Copy the full set of lines exactly as given.
>> START RECORDS FOR THE EXERCISE
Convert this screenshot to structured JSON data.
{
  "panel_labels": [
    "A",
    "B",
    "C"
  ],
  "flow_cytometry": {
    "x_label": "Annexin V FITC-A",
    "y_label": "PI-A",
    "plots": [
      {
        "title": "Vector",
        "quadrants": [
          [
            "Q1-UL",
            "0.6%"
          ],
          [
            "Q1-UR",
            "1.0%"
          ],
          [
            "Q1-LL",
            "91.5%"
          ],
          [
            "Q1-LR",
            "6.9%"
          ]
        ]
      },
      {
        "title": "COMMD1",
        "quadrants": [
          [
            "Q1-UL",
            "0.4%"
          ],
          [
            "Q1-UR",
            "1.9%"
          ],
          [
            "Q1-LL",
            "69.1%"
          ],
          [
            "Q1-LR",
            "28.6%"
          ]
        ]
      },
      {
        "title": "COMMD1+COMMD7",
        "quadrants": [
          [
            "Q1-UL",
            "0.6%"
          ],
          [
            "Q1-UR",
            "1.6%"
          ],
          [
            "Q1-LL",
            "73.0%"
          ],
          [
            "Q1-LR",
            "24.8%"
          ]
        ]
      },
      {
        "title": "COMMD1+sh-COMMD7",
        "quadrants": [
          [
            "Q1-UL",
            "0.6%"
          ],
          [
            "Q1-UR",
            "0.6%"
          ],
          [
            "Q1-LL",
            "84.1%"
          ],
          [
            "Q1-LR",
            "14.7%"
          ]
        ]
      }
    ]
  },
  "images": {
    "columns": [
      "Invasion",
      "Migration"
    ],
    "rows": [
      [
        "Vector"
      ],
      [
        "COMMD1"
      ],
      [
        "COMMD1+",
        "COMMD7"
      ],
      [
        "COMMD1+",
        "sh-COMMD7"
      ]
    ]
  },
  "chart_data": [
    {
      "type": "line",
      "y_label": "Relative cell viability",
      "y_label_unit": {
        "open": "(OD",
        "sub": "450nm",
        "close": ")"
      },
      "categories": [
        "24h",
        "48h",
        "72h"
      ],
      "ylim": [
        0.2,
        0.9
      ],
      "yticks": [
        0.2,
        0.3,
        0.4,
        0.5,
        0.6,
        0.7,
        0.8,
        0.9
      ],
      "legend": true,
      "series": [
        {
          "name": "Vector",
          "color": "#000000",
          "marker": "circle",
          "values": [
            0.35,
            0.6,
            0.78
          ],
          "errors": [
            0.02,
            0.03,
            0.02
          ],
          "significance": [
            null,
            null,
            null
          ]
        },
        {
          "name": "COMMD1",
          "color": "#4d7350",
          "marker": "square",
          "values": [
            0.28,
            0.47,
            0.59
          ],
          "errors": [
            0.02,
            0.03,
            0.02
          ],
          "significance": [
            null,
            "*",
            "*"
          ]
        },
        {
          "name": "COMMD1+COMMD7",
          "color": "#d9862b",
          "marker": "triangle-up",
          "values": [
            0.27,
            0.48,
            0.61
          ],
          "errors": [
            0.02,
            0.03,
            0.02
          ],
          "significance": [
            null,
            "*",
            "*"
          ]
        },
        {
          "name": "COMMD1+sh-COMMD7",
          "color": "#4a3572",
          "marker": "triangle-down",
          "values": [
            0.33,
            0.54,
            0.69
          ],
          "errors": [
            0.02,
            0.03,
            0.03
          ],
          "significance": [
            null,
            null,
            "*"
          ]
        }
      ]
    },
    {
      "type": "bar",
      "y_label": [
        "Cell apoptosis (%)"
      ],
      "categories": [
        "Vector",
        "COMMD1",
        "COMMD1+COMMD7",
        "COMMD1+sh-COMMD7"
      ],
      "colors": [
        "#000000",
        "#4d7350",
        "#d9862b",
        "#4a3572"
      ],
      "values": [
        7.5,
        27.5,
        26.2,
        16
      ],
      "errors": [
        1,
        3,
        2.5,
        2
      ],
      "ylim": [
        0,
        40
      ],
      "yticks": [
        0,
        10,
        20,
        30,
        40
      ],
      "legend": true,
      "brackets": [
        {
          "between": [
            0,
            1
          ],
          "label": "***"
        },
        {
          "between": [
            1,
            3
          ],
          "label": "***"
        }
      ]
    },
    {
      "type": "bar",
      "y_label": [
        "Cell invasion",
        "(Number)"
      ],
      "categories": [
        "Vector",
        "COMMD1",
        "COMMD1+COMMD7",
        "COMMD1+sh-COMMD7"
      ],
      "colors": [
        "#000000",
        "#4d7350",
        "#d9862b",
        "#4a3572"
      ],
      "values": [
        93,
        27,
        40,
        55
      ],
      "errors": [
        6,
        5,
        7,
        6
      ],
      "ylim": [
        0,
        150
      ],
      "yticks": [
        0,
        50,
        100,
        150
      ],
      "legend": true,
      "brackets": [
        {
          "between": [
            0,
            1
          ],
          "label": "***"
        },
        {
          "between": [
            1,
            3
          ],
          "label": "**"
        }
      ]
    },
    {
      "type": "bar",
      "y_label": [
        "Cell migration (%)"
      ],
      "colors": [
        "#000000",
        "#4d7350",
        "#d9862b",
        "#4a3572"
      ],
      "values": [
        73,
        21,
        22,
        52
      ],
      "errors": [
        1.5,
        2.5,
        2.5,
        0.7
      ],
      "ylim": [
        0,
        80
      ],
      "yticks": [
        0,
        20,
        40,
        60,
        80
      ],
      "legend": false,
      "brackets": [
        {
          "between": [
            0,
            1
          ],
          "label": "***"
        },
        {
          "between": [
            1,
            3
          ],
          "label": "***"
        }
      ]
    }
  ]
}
>> END RECORDS FOR THE EXERCISE
*RESULT FOR THIS TASK*.
Convert this screenshot to structured JSON data.
{
  "panel_labels": [
    "A",
    "B",
    "C"
  ],
  "flow_cytometry": {
    "x_label": "Annexin V FITC-A",
    "y_label": "PI-A",
    "plots": [
      {
        "title": "Vector",
        "quadrants": [
          [
            "Q1-UL",
            "0.6%"
          ],
          [
            "Q1-UR",
            "1.0%"
          ],
          [
            "Q1-LL",
            "91.5%"
          ],
          [
            "Q1-LR",
            "6.9%"
          ]
        ]
      },
      {
        "title": "COMMD1",
        "quadrants": [
          [
            "Q1-UL",
            "0.4%"
          ],
          [
            "Q1-UR",
            "1.9%"
          ],
          [
            "Q1-LL",
            "69.1%"
          ],
          [
            "Q1-LR",
            "28.6%"
          ]
        ]
      },
      {
        "title": "COMMD1+COMMD7",
        "quadrants": [
          [
            "Q1-UL",
            "0.6%"
          ],
          [
            "Q1-UR",
            "1.6%"
          ],
          [
            "Q1-LL",
            "73.0%"
          ],
          [
            "Q1-LR",
            "24.8%"
          ]
        ]
      },
      {
        "title": "COMMD1+sh-COMMD7",
        "quadrants": [
          [
            "Q1-UL",
            "0.6%"
          ],
          [
            "Q1-UR",
            "0.6%"
          ],
          [
            "Q1-LL",
            "84.1%"
          ],
          [
            "Q1-LR",
            "14.7%"
          ]
        ]
      }
    ]
  },
  "images": {
    "columns": [
      "Invasion",
      "Migration"
    ],
    "rows": [
      [
        "Vector"
      ],
      [
        "COMMD1"
      ],
      [
        "COMMD1+",
        "COMMD7"
      ],
      [
        "COMMD1+",
        "sh-COMMD7"
      ]
    ]
  },
  "chart_data": [
    {
      "type": "line",
      "y_label": "Relative cell viability",
      "y_label_unit": {
        "open": "(OD",
        "sub": "450nm",
        "close": ")"
      },
      "categories": [
        "24h",
        "48h",
        "72h"
      ],
      "ylim": [
        0.2,
        0.9
      ],
      "yticks": [
        0.2,
        0.3,
        0.4,
        0.5,
        0.6,
        0.7,
        0.8,
        0.9
      ],
      "legend": true,
      "series": [
        {
          "name": "Vector",
          "color": "#000000",
          "marker": "circle",
          "values": [
            0.35,
            0.6,
            0.78
          ],
          "errors": [
            0.02,
            0.03,
            0.02
          ],
          "significance": [
            null,
            null,
            null
          ]
        },
        {
          "name": "COMMD1",
          "color": "#4d7350",
          "marker": "square",
          "values": [
            0.28,
            0.47,
            0.59
          ],
          "errors": [
            0.02,
            0.03,
            0.02
          ],
          "significance": [
            null,
            "*",
            "*"
          ]
        },
        {
          "name": "COMMD1+COMMD7",
          "color": "#d9862b",
          "marker": "triangle-up",
          "values": [
            0.27,
            0.48,
            0.61
          ],
          "errors": [
            0.02,
            0.03,
            0.02
          ],
          "significance": [
            null,
            "*",
            "*"
          ]
        },
        {
          "name": "COMMD1+sh-COMMD7",
          "color": "#4a3572",
          "marker": "triangle-down",
          "values": [
            0.33,
            0.54,
            0.69
          ],
          "errors": [
            0.02,
            0.03,
            0.03
          ],
          "significance": [
            null,
            null,
            "*"
          ]
        }
      ]
    },
    {
      "type": "bar",
      "y_label": [
        "Cell apoptosis (%)"
      ],
      "categories": [
        "Vector",
        "COMMD1",
        "COMMD1+COMMD7",
        "COMMD1+sh-COMMD7"
      ],
      "colors": [
        "#000000",
        "#4d7350",
        "#d9862b",
        "#4a3572"
      ],
      "values": [
        7.5,
        27.5,
        26.2,
        16
      ],
      "errors": [
        1,
        3,
        2.5,
        2
      ],
      "ylim": [
        0,
        40
      ],
      "yticks": [
        0,
        10,
        20,
        30,
        40
      ],
      "legend": true,
      "brackets": [
        {
          "between": [
            0,
            1
          ],
          "label": "***"
        },
        {
          "between": [
            1,
            3
          ],
          "label": "***"
        }
      ]
    },
    {
      "type": "bar",
      "y_label": [
        "Cell invasion",
        "(Number)"
      ],
      "categories": [
        "Vector",
        "COMMD1",
        "COMMD1+COMMD7",
        "COMMD1+sh-COMMD7"
      ],
      "colors": [
        "#000000",
        "#4d7350",
        "#d9862b",
        "#4a3572"
      ],
      "values": [
        93,
        27,
        40,
        55
      ],
      "errors": [
        6,
        5,
        7,
        6
      ],
      "ylim": [
        0,
        150
      ],
      "yticks": [
        0,
        50,
        100,
        150
      ],
      "legend": true,
      "brackets": [
        {
          "between": [
            0,
            1
          ],
          "label": "***"
        },
        {
          "between": [
            1,
            3
          ],
          "label": "**"
        }
      ]
    },
    {
      "type": "bar",
      "y_label": [
        "Cell migration (%)"
      ],
      "colors": [
        "#000000",
        "#4d7350",
        "#d9862b",
        "#4a3572"
      ],
      "values": [
        73,
        21,
        22,
        52
      ],
      "errors": [
        1.5,
        2.5,
        2.5,
        0.7
      ],
      "ylim": [
        0,
        80
      ],
      "yticks": [
        0,
        20,
        40,
        60,
        80
      ],
      "legend": false,
      "brackets": [
        {
          "between": [
            0,
            1
          ],
          "label": "***"
        },
        {
          "between": [
            1,
            3
          ],
          "label": "***"
        }
      ]
    }
  ]
}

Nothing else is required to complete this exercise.